__PROBLEM__:
Give only the count of lines containing "name".

## start INPUT MATERIAL

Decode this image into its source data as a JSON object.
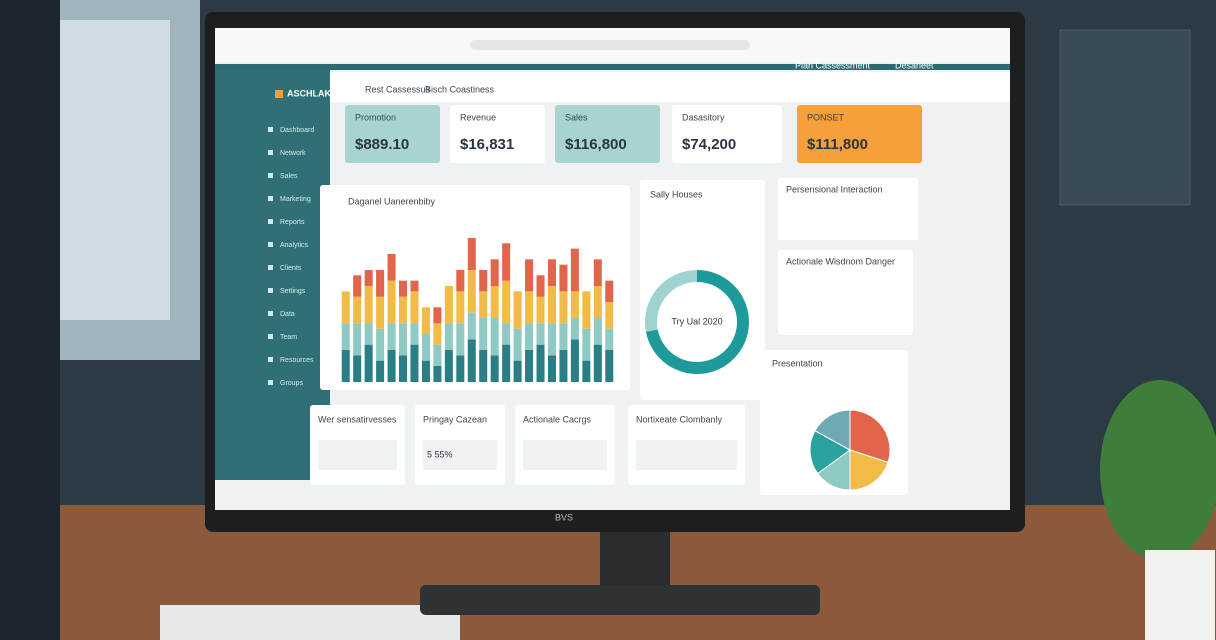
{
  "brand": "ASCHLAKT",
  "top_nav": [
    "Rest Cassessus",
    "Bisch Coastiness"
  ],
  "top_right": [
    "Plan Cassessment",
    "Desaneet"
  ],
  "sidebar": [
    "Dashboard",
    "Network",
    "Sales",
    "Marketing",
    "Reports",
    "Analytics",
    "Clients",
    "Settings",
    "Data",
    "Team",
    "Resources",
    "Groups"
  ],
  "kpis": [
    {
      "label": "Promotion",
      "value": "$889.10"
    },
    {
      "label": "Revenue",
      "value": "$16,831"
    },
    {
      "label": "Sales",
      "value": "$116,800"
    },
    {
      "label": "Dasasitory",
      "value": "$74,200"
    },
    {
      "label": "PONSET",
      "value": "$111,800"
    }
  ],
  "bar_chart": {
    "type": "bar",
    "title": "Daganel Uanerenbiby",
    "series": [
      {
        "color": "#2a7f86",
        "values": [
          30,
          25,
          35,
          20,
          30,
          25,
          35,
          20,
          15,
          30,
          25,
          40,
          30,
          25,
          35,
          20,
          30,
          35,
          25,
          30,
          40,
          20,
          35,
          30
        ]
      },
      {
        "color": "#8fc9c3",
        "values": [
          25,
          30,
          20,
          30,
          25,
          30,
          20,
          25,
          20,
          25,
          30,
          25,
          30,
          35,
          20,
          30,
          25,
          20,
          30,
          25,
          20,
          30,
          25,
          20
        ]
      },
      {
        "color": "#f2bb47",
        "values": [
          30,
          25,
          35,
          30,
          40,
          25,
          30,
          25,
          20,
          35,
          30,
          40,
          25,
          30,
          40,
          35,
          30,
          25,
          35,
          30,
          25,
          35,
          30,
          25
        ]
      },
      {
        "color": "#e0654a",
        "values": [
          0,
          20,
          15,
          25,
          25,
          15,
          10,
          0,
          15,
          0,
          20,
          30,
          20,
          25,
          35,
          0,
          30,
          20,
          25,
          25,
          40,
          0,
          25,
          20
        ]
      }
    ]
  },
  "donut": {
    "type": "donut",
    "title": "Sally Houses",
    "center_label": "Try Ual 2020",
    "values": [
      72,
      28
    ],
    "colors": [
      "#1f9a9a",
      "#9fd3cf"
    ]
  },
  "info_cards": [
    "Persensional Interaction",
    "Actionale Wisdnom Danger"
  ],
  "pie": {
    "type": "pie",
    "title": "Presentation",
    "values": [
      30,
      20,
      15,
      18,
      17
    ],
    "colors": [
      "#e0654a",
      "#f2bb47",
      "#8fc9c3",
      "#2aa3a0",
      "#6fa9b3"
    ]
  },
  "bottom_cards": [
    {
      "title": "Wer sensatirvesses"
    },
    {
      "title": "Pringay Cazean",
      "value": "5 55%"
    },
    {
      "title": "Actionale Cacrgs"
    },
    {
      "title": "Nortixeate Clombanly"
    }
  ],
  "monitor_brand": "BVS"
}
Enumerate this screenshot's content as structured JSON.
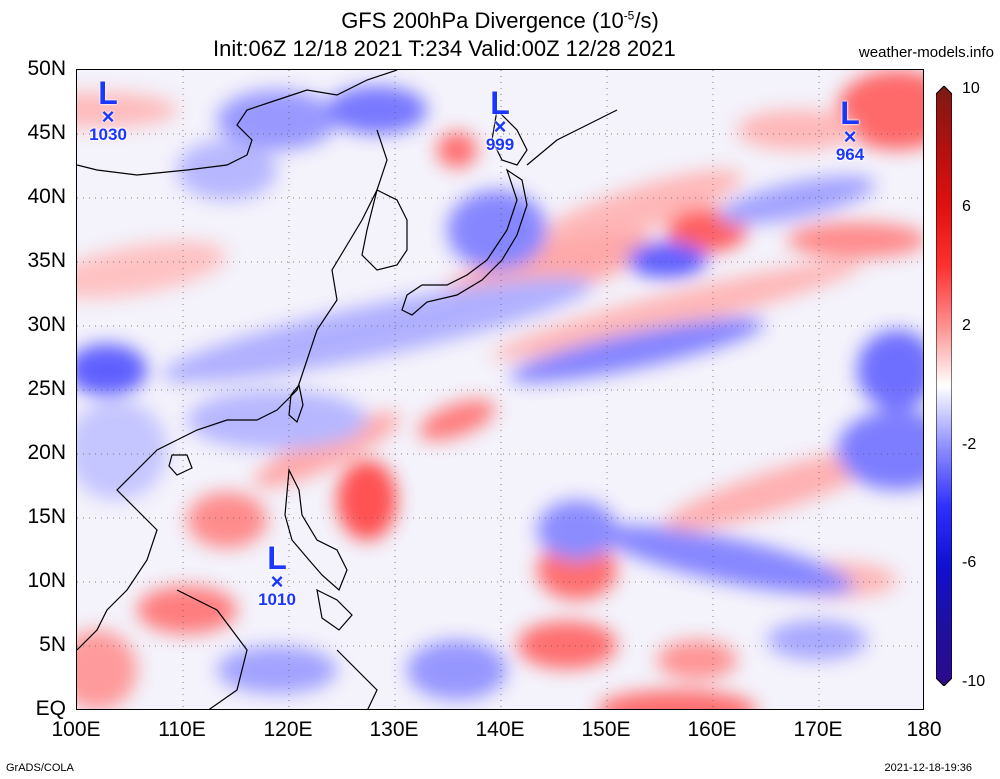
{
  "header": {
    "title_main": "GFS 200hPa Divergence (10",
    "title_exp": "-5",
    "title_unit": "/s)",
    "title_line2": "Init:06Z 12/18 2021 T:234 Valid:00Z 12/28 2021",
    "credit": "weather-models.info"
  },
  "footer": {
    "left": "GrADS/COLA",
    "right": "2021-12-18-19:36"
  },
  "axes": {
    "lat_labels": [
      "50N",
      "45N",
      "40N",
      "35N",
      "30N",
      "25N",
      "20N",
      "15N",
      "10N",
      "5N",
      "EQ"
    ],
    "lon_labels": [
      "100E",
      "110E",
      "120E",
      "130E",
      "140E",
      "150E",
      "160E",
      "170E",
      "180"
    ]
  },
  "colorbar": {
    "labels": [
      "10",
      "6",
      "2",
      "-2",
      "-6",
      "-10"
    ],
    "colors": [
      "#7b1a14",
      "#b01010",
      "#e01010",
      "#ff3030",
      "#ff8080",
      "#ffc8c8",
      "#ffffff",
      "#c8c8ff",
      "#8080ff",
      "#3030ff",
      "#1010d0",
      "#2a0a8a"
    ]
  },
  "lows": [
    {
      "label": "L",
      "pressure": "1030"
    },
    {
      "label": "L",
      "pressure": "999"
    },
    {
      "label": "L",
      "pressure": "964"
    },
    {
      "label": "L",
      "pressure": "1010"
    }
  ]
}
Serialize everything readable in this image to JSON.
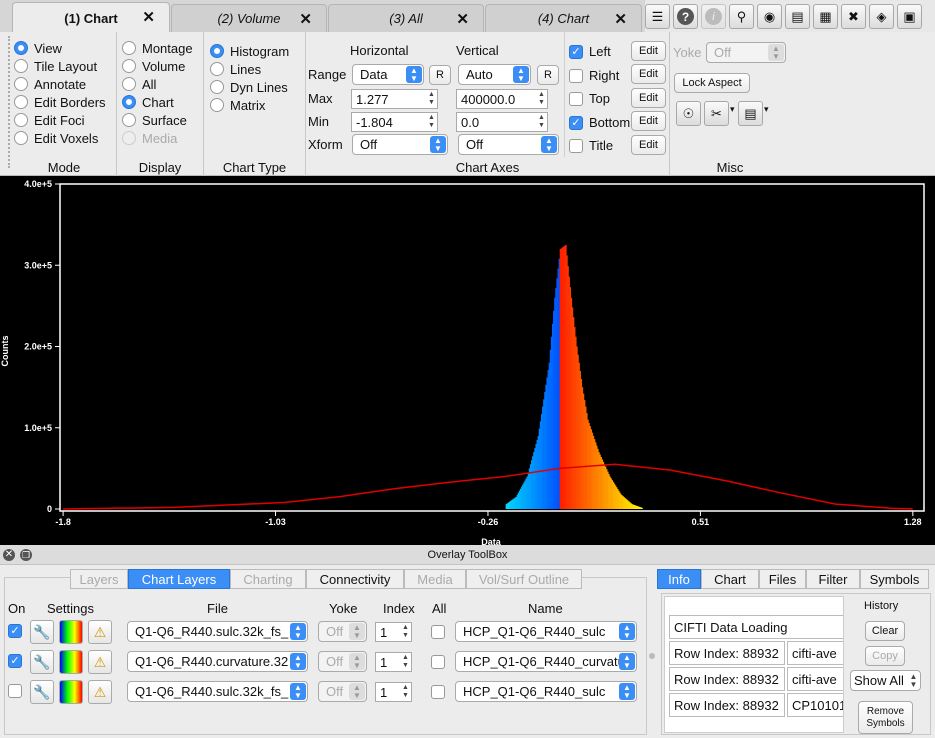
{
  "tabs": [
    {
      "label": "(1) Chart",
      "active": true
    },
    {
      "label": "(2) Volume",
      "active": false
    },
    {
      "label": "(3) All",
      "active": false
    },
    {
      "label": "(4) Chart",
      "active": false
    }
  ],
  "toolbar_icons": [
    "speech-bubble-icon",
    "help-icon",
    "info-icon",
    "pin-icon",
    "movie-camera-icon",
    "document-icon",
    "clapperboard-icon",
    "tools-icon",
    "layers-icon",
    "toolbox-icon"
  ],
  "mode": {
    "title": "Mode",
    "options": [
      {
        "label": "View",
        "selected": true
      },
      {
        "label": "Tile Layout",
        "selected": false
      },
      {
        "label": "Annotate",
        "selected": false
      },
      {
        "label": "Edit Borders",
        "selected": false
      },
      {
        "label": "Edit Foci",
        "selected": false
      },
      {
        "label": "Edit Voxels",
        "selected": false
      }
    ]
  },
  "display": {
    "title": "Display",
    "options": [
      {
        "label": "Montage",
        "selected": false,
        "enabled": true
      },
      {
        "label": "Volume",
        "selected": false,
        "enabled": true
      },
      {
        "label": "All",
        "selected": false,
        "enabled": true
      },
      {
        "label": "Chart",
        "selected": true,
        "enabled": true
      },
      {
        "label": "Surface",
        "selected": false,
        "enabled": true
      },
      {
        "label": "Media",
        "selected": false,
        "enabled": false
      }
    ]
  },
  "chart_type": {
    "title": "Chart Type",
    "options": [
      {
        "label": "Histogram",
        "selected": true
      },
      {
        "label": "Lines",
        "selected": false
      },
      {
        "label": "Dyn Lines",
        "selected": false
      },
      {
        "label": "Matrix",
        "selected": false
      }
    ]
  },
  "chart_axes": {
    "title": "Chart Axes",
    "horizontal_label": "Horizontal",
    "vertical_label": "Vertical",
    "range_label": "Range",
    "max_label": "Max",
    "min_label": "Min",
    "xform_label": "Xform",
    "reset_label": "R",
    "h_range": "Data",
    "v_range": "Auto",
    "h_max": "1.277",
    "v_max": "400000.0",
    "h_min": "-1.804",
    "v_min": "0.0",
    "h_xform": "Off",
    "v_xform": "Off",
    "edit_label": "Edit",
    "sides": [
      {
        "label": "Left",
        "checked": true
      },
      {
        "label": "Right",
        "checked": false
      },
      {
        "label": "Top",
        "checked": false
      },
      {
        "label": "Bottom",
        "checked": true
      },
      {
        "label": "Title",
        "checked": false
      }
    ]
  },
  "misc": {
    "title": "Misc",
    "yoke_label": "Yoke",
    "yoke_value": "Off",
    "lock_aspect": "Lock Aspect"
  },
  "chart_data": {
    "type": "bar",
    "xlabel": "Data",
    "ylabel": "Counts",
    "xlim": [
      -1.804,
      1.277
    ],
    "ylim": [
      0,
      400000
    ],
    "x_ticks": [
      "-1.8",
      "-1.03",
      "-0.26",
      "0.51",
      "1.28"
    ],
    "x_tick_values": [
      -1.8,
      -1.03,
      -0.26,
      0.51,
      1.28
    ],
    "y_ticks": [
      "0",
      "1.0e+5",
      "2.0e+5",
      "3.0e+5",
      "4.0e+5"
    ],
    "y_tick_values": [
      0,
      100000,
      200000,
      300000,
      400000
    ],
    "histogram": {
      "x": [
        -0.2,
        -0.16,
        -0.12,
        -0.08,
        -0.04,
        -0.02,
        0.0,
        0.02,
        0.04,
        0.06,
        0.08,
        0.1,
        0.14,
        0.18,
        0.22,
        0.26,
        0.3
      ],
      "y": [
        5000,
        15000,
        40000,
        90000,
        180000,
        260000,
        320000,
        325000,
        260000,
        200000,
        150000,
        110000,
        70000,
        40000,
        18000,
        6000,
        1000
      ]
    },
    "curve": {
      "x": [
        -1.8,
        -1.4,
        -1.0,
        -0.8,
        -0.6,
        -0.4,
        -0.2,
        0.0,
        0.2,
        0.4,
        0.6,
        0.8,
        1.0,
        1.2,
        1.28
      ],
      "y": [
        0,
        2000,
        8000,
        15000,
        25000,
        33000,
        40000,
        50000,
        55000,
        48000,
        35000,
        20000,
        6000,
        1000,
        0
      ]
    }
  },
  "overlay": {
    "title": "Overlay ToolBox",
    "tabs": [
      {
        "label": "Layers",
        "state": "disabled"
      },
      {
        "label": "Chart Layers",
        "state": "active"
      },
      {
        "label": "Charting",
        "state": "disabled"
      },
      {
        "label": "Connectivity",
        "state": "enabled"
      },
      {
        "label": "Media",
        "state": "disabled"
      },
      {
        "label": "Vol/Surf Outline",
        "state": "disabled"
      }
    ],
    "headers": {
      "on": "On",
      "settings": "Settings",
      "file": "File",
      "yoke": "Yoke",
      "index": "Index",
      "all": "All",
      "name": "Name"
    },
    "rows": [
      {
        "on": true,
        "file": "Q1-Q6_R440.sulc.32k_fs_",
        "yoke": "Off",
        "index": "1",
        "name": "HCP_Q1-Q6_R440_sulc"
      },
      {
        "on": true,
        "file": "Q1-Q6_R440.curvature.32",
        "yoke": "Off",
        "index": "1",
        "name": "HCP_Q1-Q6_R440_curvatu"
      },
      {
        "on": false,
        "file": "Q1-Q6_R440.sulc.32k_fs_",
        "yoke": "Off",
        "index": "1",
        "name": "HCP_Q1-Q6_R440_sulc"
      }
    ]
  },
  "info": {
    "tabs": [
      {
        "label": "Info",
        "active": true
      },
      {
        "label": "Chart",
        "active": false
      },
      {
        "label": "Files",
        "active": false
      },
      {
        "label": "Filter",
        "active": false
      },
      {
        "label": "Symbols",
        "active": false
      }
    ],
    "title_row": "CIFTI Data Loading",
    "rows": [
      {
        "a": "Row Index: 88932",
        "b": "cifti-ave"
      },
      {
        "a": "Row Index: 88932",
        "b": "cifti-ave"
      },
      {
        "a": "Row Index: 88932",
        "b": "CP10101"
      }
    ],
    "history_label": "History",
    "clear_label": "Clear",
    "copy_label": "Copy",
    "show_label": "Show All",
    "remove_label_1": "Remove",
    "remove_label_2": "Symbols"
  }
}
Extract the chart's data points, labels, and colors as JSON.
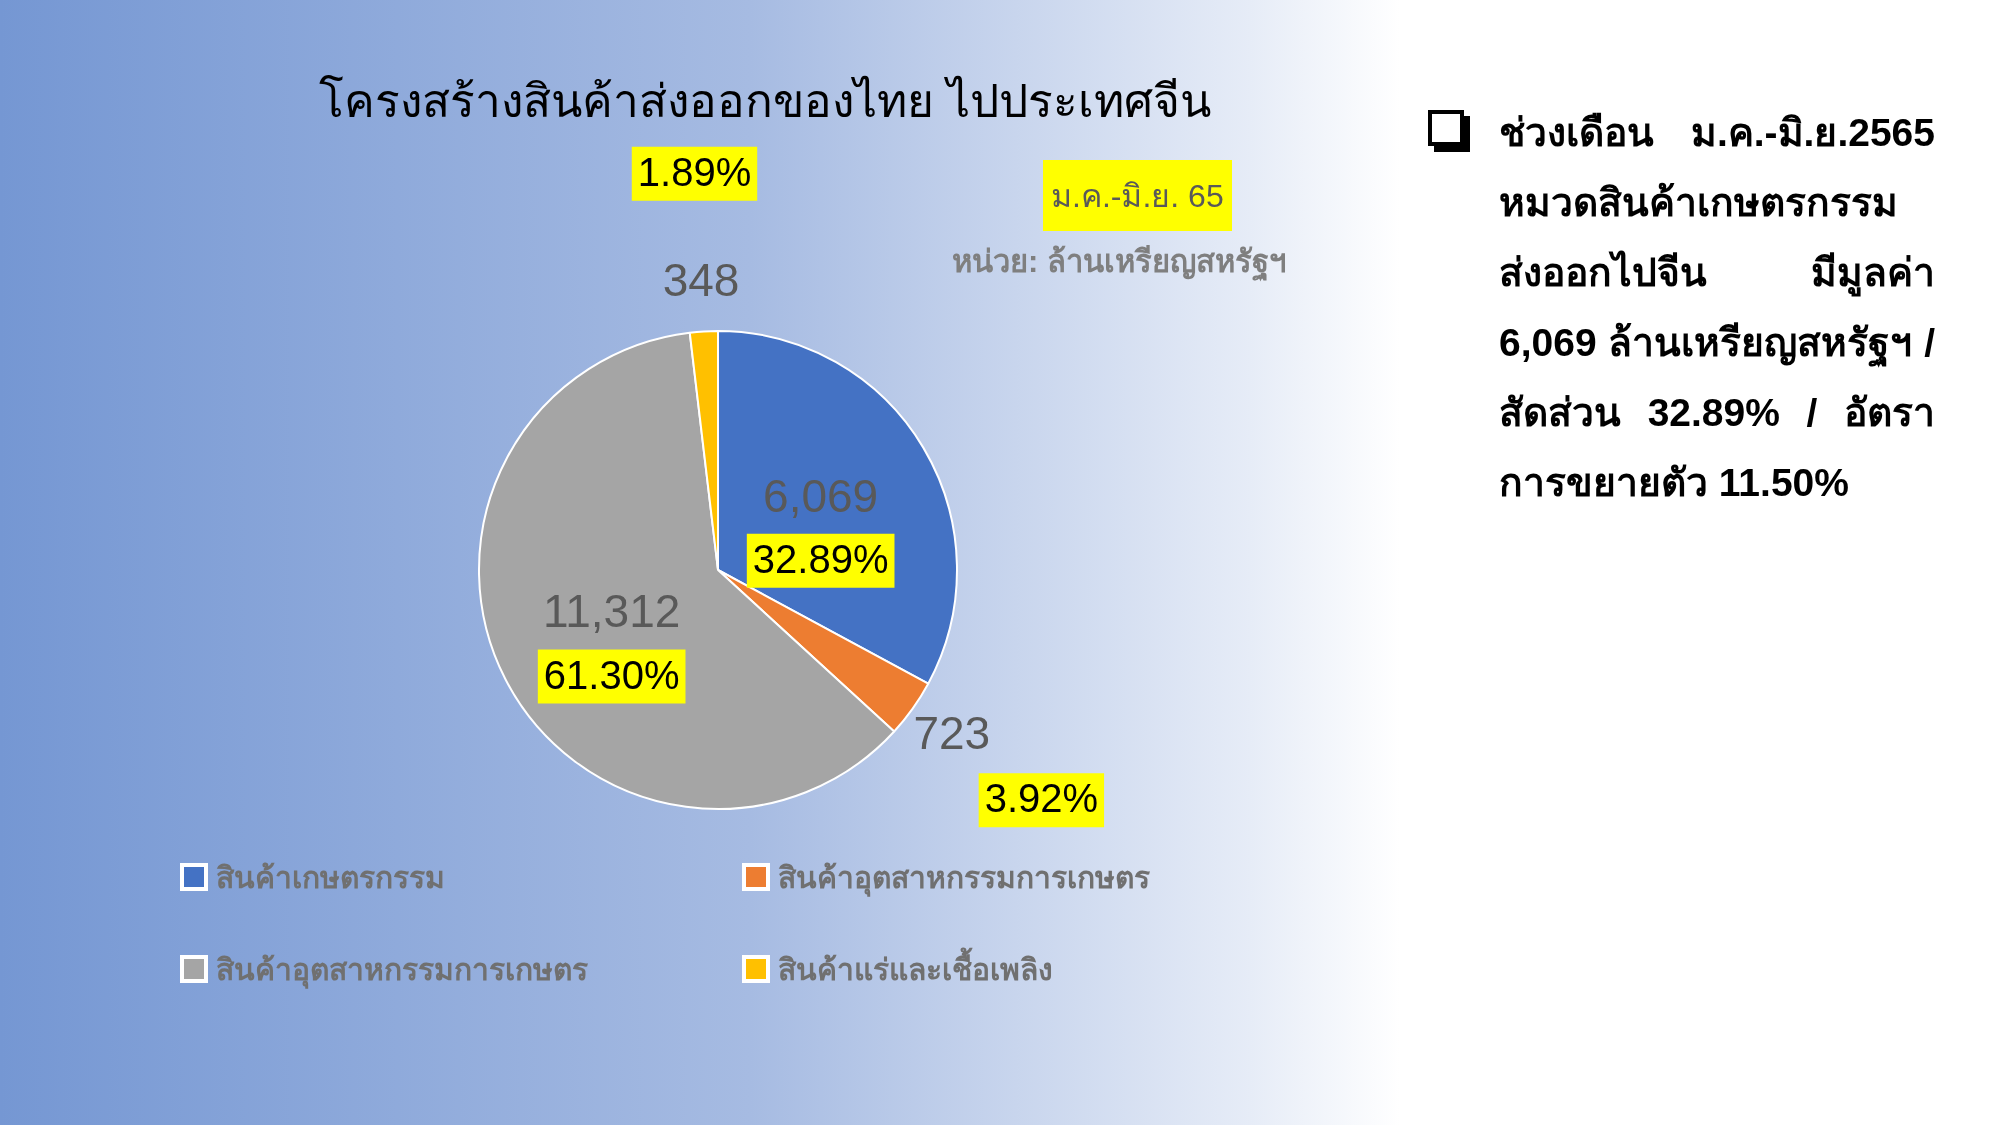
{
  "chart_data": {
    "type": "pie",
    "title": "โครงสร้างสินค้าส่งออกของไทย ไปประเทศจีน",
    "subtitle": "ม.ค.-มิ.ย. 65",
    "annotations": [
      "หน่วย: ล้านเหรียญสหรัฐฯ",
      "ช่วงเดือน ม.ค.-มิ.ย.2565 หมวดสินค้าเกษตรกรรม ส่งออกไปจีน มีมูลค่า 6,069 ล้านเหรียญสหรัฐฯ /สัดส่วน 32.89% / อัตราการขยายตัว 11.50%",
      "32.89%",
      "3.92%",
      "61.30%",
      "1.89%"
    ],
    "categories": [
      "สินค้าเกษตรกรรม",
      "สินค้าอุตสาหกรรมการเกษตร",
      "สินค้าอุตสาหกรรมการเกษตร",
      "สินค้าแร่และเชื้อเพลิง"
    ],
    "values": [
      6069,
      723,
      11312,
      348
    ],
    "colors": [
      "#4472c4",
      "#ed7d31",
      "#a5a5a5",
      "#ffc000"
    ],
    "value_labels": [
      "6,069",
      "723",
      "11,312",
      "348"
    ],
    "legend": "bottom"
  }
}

## end INPUT MATERIAL

__RESULT OF THIS EXERCISE__:
4